— Begin Data supplied —

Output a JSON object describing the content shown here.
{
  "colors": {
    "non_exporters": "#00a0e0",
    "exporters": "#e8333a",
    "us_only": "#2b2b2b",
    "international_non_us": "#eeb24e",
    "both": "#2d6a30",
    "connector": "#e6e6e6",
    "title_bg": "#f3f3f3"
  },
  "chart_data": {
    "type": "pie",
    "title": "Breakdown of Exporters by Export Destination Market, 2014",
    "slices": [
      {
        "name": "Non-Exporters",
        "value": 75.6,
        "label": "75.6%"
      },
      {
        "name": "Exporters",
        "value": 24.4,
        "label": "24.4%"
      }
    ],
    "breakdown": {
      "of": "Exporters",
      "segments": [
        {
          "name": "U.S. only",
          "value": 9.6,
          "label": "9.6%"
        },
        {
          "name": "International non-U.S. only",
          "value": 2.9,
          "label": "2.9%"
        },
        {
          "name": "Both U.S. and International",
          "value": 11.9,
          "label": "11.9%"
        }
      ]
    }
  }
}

— End Data supplied —

Copy out all of the records shown above exactly.

Output a JSON object describing the content shown here.
{
  "colors": {
    "non_exporters": "#00a0e0",
    "exporters": "#e8333a",
    "us_only": "#2b2b2b",
    "international_non_us": "#eeb24e",
    "both": "#2d6a30",
    "connector": "#e6e6e6",
    "title_bg": "#f3f3f3"
  },
  "chart_data": {
    "type": "pie",
    "title": "Breakdown of Exporters by Export Destination Market, 2014",
    "slices": [
      {
        "name": "Non-Exporters",
        "value": 75.6,
        "label": "75.6%"
      },
      {
        "name": "Exporters",
        "value": 24.4,
        "label": "24.4%"
      }
    ],
    "breakdown": {
      "of": "Exporters",
      "segments": [
        {
          "name": "U.S. only",
          "value": 9.6,
          "label": "9.6%"
        },
        {
          "name": "International non-U.S. only",
          "value": 2.9,
          "label": "2.9%"
        },
        {
          "name": "Both U.S. and International",
          "value": 11.9,
          "label": "11.9%"
        }
      ]
    }
  }
}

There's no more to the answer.